**Objective:**
Pull every line containing "icon" out of the material below.

Rows from a dataset
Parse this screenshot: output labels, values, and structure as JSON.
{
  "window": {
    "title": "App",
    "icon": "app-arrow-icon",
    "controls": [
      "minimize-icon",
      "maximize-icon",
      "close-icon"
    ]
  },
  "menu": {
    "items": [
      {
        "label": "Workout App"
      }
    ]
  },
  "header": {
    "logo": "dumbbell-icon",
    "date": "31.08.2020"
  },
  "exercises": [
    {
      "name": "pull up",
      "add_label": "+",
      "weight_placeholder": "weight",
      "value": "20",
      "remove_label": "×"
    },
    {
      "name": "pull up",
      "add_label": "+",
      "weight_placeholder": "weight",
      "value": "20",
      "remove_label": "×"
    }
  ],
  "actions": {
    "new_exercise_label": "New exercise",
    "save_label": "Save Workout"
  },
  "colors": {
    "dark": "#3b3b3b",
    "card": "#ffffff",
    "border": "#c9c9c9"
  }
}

**The output:**
    "icon": "app-arrow-icon",
      "minimize-icon",
      "maximize-icon",
      "close-icon"
    "logo": "dumbbell-icon",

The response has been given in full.